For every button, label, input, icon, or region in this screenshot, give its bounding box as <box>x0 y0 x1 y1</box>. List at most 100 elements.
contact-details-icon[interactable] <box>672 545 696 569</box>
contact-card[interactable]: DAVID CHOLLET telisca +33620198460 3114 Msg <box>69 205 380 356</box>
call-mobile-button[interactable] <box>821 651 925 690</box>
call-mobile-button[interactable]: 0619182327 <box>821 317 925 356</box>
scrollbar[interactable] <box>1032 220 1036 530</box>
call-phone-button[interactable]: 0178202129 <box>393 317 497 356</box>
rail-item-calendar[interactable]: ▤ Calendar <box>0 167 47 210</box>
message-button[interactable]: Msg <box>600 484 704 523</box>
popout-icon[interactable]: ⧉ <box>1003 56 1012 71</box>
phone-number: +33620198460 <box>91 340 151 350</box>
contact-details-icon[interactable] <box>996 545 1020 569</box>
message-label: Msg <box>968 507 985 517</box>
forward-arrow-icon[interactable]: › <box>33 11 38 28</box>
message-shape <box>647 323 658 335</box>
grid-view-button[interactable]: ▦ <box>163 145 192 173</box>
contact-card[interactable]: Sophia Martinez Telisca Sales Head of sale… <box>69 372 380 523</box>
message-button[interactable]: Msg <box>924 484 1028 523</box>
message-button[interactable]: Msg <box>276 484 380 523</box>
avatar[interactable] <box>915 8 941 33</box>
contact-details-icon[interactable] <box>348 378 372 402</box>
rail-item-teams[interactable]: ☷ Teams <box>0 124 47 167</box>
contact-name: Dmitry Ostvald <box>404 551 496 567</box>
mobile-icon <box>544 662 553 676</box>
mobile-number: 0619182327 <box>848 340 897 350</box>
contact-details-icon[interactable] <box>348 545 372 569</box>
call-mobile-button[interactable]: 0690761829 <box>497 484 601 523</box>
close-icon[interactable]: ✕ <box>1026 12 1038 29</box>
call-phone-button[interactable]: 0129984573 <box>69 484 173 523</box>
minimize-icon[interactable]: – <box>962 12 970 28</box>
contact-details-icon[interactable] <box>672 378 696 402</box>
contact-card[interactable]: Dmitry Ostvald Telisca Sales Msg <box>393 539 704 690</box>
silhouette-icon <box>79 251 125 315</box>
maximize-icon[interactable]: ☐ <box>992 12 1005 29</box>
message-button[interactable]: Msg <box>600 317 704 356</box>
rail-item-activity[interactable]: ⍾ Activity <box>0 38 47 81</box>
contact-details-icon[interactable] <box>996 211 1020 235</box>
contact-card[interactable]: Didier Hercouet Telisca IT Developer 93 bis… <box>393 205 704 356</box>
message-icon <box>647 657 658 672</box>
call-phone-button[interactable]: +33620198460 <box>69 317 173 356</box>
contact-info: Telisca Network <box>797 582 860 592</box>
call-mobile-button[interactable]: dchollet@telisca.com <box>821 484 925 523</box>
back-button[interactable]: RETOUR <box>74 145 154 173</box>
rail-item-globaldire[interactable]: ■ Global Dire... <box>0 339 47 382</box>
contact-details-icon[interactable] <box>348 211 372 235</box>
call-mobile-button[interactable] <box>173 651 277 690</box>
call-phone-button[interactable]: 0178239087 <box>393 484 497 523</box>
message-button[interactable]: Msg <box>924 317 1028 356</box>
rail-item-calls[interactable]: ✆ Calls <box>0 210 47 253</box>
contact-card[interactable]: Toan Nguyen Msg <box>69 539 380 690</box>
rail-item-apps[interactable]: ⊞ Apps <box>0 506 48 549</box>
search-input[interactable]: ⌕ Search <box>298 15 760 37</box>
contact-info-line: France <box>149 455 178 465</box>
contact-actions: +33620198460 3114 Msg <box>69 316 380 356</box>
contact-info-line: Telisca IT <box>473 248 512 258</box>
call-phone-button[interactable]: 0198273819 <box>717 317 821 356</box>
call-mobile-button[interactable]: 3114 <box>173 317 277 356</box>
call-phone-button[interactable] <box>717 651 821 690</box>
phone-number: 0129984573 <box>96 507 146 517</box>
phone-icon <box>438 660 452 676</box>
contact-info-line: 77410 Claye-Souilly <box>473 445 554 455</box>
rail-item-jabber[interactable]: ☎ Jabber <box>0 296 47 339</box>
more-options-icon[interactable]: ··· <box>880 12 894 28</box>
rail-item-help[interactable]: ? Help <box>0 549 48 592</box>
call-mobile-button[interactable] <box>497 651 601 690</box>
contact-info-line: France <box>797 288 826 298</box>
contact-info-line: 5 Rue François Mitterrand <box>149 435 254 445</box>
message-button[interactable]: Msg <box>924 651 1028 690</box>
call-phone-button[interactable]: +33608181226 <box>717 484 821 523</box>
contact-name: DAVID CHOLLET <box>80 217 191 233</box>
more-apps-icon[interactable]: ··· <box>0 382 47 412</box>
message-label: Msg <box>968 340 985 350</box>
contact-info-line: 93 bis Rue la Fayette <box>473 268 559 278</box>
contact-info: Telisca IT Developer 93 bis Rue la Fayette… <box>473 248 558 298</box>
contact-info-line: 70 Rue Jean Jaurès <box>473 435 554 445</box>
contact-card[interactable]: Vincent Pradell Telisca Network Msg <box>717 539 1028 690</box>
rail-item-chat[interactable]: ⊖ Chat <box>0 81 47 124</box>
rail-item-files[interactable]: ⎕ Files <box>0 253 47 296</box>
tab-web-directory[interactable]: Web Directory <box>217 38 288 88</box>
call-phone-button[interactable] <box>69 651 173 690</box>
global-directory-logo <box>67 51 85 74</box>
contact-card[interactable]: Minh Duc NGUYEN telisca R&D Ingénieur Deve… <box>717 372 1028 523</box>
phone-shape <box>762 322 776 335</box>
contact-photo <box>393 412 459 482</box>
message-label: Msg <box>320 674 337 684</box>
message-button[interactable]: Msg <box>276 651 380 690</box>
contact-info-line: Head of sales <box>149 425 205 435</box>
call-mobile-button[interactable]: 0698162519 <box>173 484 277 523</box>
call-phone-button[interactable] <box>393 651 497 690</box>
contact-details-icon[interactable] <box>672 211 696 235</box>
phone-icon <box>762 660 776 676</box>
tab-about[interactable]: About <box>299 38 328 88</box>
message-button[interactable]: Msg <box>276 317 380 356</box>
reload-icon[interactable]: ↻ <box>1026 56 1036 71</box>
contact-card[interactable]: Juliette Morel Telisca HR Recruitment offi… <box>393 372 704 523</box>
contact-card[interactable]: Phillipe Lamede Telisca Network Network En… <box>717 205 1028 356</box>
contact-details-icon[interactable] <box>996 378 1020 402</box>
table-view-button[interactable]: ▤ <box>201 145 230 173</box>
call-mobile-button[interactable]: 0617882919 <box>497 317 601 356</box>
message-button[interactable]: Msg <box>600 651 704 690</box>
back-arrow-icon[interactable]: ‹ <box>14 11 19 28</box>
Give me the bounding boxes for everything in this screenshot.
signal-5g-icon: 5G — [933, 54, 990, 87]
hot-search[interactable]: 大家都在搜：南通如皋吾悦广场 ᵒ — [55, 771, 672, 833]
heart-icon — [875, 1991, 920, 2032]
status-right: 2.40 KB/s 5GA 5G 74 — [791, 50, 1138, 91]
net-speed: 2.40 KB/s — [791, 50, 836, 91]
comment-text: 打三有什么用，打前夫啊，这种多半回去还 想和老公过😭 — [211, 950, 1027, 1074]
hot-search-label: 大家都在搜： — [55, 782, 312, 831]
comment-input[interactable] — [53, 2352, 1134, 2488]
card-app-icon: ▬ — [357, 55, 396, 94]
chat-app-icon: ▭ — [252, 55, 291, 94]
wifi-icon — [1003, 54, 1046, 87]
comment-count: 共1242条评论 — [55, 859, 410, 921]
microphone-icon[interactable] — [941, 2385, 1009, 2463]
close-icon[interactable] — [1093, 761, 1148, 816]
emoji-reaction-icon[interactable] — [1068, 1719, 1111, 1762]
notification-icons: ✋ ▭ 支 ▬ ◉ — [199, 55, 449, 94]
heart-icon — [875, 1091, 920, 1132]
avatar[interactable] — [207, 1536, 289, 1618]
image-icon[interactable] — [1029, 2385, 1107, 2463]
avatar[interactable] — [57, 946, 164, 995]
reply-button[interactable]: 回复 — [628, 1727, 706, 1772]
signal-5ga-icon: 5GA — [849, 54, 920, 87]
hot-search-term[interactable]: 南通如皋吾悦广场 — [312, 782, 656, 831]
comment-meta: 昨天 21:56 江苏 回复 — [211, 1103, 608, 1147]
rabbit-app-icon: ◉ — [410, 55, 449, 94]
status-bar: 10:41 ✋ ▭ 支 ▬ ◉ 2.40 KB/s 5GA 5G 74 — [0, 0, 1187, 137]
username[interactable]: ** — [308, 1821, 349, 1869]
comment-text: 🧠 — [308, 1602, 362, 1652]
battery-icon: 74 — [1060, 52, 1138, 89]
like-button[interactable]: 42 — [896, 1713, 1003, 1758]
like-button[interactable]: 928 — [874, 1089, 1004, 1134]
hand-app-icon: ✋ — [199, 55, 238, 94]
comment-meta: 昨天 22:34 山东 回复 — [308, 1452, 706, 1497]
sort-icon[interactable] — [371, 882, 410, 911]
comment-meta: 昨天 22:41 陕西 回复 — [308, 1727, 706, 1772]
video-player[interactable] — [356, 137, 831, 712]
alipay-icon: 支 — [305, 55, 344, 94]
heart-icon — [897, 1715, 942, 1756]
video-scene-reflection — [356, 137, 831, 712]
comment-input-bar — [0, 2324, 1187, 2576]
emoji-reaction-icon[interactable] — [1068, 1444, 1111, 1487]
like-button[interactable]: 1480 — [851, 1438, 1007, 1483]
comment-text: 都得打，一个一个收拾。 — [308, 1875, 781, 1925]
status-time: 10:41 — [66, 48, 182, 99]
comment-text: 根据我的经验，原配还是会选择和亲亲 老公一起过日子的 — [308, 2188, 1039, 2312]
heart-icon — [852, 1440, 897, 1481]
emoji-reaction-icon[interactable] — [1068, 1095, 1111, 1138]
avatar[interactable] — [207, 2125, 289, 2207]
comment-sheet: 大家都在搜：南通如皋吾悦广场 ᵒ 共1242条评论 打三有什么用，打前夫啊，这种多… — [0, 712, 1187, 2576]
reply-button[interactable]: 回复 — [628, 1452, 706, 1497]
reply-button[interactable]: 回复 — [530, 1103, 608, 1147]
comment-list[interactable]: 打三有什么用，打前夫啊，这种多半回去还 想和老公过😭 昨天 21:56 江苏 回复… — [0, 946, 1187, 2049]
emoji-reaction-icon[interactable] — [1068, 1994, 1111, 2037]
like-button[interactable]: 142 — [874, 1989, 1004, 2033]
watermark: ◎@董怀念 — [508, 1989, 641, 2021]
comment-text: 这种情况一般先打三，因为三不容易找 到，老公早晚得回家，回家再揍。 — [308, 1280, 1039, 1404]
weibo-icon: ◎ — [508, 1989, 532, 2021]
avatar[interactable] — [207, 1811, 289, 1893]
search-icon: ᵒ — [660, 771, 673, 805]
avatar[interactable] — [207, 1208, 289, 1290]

---

→ **SET TASK**: Repeat the lines word for word, from the first line at the top through the line that contains "call-phone-button[interactable]: 0178202129 <box>393", including that line.

→ **TASK RESULT**:
For every button, label, input, icon, or region in this screenshot, give its bounding box as <box>x0 y0 x1 y1</box>. List at most 100 elements.
contact-details-icon[interactable] <box>672 545 696 569</box>
contact-card[interactable]: DAVID CHOLLET telisca +33620198460 3114 Msg <box>69 205 380 356</box>
call-mobile-button[interactable] <box>821 651 925 690</box>
call-mobile-button[interactable]: 0619182327 <box>821 317 925 356</box>
scrollbar[interactable] <box>1032 220 1036 530</box>
call-phone-button[interactable]: 0178202129 <box>393 317 497 356</box>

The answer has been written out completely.